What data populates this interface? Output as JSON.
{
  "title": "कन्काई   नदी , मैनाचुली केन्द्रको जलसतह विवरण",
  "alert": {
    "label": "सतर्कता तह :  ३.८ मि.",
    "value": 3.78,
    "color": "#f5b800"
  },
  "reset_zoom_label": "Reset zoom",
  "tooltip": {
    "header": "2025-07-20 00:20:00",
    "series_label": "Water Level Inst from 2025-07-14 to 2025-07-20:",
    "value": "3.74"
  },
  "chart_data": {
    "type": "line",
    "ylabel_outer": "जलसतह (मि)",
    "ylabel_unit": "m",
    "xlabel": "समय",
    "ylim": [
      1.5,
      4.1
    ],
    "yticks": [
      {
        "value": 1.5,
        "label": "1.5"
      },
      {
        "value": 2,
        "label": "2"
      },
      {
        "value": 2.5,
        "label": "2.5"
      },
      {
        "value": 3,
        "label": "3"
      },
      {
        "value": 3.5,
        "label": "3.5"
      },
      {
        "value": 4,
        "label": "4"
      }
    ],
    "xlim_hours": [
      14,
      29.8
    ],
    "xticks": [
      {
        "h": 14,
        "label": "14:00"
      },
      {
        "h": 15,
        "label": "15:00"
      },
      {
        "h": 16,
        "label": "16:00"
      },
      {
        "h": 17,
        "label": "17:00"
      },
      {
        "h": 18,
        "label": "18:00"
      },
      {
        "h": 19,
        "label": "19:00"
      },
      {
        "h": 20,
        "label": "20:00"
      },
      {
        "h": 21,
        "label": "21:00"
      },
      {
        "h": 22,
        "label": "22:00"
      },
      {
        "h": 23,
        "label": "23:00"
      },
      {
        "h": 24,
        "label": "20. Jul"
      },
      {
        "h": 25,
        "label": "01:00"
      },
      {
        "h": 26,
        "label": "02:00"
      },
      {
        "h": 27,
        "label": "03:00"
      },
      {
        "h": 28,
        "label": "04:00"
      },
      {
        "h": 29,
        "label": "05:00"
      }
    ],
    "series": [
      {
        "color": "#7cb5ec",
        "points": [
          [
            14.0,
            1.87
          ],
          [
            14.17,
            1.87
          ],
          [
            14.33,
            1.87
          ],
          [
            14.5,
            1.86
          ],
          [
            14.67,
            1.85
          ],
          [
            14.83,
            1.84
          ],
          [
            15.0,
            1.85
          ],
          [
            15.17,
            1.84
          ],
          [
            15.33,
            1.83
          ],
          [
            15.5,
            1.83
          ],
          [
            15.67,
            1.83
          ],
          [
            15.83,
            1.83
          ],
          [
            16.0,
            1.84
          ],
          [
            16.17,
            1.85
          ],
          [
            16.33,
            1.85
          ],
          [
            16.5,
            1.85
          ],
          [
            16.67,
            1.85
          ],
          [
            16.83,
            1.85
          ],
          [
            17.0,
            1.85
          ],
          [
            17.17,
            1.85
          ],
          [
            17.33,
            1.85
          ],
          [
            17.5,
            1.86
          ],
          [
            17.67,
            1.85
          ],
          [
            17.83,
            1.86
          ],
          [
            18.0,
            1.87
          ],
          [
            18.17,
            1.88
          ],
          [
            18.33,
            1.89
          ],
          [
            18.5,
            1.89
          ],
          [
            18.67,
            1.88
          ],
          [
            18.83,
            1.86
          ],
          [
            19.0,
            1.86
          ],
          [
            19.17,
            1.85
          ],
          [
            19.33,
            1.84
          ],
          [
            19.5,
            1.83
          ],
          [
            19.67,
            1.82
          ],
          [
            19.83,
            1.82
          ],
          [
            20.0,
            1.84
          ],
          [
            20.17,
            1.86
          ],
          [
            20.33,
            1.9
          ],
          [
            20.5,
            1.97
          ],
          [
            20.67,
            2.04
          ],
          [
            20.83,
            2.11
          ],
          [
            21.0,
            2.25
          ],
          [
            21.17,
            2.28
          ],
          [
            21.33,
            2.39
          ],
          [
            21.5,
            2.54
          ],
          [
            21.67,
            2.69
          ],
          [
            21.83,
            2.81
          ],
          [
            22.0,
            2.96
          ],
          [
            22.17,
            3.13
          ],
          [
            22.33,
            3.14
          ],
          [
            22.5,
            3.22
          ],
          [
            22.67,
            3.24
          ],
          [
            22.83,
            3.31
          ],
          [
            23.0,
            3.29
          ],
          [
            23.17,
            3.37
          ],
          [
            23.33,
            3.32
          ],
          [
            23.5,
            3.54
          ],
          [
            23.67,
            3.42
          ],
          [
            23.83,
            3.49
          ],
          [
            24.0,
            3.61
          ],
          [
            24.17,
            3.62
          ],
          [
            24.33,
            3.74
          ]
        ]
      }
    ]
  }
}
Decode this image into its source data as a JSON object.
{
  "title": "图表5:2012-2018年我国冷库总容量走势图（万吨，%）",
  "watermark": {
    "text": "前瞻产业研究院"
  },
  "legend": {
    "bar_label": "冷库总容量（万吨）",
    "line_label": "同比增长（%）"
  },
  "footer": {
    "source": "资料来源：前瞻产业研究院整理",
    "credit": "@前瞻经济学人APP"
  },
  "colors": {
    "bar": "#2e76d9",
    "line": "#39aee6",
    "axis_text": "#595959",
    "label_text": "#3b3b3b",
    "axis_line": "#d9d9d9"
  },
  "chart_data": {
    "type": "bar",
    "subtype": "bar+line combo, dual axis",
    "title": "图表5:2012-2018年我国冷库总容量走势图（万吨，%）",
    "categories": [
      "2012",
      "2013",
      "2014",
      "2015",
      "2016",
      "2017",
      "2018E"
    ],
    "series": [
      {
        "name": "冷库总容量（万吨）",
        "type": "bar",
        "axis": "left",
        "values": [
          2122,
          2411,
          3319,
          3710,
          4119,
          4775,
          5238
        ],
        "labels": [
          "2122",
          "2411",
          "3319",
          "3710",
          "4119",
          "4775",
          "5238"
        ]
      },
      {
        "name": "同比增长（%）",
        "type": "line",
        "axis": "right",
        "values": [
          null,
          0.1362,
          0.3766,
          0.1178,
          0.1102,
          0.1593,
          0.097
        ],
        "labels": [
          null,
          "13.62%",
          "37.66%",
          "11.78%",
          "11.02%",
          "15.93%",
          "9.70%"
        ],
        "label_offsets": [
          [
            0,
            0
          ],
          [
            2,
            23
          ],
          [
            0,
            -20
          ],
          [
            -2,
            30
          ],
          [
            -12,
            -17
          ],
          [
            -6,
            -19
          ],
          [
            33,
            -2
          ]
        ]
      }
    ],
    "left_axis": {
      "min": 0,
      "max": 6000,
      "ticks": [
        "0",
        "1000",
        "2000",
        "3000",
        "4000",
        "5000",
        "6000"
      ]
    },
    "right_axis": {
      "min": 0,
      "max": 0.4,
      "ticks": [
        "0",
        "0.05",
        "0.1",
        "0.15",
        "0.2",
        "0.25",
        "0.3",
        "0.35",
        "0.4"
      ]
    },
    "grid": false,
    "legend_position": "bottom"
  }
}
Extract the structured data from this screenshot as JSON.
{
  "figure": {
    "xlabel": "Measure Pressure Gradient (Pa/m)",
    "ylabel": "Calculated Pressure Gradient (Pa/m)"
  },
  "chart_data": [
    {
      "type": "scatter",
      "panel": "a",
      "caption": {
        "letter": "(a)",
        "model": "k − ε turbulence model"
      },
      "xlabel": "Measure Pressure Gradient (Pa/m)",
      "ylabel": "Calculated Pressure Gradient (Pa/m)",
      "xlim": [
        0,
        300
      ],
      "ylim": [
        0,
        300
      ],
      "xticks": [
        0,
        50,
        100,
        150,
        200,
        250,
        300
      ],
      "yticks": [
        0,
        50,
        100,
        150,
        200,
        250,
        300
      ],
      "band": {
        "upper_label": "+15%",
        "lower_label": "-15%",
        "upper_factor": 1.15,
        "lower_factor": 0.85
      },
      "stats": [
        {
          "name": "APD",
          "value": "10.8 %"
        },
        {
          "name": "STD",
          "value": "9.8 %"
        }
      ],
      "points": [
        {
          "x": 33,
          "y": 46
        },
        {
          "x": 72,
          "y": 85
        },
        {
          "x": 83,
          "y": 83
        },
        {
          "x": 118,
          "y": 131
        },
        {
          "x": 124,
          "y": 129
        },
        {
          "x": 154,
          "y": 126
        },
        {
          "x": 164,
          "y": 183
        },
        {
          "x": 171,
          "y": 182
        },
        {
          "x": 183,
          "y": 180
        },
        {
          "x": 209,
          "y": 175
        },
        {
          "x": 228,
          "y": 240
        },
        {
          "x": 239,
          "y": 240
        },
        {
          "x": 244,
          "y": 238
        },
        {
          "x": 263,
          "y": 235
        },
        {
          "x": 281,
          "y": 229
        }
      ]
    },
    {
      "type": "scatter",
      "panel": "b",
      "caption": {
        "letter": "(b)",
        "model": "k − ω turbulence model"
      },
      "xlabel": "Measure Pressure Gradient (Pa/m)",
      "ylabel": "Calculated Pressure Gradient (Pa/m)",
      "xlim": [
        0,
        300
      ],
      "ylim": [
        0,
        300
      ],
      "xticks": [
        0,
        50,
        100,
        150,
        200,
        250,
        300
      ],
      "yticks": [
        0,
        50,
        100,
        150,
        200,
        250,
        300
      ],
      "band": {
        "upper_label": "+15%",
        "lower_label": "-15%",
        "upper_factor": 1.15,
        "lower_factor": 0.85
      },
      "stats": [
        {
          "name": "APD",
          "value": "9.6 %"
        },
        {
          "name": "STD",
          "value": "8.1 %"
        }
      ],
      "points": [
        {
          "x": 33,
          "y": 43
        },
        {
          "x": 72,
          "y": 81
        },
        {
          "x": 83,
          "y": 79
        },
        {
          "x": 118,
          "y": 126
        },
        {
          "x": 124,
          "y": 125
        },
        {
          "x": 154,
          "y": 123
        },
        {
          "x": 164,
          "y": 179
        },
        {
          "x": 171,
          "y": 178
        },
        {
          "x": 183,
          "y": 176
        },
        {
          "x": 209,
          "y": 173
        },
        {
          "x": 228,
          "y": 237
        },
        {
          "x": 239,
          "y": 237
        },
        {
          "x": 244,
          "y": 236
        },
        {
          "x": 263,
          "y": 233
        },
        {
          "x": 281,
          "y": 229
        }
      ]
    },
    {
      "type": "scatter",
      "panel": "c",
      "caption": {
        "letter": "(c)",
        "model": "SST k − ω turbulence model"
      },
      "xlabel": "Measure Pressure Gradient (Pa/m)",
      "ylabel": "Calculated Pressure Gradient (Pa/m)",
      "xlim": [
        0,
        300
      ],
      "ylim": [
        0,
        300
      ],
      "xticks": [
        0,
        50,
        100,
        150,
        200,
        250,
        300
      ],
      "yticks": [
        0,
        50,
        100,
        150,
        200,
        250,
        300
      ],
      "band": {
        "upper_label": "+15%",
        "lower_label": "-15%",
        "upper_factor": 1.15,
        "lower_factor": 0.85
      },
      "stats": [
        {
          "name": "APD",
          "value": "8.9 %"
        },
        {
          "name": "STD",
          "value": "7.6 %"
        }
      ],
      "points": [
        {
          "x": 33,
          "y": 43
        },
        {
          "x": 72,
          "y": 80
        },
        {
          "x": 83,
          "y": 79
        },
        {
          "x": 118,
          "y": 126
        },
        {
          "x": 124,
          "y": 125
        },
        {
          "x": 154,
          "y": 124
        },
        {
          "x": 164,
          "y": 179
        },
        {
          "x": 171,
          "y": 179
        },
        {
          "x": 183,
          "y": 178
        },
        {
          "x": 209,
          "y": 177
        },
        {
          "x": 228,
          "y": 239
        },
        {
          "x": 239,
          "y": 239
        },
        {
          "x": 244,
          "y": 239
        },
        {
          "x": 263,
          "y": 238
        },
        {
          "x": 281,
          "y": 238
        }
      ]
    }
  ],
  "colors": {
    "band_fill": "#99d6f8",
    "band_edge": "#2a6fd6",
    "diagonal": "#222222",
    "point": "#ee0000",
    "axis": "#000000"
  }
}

━━━━━━━━━━━━━━━━━━━━━━━━━━━━━━

Set problem: Copy each line of the data above that holds "JSON".

Output of the task:
What data populates this interface? Output as JSON.
Decode this image into its source data as a JSON object.
Extract the structured data from this screenshot as JSON.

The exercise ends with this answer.